The task >> For the records below, give the count of lines holding the word "grant" and nothing more.

Data excerpts >>

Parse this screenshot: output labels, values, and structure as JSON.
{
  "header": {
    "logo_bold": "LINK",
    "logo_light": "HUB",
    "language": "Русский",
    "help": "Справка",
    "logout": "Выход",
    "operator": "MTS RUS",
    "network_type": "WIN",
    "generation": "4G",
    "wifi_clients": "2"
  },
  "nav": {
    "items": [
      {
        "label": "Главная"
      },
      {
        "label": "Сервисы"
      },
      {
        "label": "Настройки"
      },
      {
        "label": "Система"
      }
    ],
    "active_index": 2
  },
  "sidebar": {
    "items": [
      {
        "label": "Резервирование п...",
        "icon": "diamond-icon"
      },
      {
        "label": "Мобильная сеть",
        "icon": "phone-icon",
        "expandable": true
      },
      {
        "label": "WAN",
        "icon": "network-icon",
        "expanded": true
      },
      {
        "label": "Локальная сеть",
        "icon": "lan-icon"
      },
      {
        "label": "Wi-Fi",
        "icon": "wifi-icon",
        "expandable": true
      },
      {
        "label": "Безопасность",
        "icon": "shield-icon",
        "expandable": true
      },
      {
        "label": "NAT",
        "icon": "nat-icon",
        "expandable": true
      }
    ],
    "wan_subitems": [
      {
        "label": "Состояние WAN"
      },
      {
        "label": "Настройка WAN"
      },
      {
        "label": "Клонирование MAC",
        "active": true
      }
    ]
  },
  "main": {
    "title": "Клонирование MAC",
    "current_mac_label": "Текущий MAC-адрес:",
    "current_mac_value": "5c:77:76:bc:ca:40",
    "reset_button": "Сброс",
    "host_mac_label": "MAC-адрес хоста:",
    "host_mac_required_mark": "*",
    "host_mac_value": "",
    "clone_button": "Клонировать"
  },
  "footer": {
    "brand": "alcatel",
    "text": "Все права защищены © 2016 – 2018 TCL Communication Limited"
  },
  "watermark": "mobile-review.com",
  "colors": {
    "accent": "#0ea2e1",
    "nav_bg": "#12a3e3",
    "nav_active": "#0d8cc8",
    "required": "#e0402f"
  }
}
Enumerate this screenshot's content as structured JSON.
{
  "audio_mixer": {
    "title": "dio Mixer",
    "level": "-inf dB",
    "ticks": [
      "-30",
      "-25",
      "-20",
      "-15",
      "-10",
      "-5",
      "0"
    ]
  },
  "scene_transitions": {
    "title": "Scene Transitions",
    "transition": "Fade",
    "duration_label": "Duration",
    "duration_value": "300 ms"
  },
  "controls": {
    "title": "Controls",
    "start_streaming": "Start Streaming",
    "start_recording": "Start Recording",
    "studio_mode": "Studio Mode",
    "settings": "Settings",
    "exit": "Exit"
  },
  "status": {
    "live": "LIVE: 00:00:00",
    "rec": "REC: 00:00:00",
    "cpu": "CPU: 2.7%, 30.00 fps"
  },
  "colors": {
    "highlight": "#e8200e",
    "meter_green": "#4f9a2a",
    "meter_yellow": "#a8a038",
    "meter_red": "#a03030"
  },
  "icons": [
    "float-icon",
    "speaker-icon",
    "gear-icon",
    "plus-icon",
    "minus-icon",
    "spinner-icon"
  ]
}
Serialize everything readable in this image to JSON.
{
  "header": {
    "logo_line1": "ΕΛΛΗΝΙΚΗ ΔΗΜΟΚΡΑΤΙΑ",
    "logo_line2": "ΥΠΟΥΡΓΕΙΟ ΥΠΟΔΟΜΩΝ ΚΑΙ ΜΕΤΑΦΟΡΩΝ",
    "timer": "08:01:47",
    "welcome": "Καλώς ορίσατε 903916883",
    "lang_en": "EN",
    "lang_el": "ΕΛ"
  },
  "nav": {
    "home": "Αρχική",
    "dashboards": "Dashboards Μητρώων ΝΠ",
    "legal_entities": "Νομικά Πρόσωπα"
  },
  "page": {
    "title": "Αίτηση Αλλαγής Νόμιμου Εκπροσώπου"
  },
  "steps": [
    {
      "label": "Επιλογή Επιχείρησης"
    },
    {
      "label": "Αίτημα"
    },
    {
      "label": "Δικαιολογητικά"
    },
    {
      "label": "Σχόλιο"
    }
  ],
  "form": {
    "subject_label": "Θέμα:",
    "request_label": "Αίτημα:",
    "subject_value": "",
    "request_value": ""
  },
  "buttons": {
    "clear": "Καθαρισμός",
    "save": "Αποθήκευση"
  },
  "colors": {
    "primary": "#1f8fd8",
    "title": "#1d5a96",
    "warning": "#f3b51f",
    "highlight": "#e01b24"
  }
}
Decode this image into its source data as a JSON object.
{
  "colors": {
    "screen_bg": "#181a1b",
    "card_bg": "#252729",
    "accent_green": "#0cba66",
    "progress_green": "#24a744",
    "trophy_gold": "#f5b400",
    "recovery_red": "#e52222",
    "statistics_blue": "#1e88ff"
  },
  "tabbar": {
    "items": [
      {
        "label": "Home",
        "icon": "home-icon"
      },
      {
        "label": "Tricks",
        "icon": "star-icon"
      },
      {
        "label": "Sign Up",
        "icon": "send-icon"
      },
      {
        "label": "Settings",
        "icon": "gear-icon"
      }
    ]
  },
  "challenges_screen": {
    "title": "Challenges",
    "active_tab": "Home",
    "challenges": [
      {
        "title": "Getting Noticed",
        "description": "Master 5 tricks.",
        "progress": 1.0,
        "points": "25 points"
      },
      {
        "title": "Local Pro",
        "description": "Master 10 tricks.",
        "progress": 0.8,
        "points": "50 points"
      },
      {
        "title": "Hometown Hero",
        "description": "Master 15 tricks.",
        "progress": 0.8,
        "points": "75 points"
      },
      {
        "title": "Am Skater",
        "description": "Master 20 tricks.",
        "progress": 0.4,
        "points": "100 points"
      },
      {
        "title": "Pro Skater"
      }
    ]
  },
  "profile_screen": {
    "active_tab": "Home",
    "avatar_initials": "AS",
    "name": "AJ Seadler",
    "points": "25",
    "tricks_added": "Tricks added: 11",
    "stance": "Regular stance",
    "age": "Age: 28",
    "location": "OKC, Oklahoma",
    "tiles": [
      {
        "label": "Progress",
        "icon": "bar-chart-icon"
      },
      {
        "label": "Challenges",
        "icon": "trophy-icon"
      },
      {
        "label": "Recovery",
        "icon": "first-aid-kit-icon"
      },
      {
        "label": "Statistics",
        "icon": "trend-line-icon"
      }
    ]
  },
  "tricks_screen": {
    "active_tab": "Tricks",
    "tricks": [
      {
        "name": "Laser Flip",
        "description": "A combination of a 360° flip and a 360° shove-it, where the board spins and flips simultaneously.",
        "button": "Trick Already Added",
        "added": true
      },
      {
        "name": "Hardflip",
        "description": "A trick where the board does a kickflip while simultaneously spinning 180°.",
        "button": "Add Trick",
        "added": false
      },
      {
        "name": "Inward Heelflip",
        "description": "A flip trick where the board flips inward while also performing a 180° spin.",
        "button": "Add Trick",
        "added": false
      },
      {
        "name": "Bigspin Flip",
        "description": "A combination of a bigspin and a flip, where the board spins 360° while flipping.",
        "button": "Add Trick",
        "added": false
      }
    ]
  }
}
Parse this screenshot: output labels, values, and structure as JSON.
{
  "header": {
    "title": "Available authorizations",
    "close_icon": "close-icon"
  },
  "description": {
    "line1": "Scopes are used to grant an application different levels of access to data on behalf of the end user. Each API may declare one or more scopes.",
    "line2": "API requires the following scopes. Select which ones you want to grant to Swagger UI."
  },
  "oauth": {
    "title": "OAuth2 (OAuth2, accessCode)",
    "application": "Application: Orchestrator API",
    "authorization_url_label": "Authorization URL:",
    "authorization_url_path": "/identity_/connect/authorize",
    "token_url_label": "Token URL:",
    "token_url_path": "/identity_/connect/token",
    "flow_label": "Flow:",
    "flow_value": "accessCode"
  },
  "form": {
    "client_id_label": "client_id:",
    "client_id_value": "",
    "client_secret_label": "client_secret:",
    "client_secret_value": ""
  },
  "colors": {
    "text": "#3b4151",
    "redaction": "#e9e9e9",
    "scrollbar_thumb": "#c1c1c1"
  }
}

Output for this exercise >> 2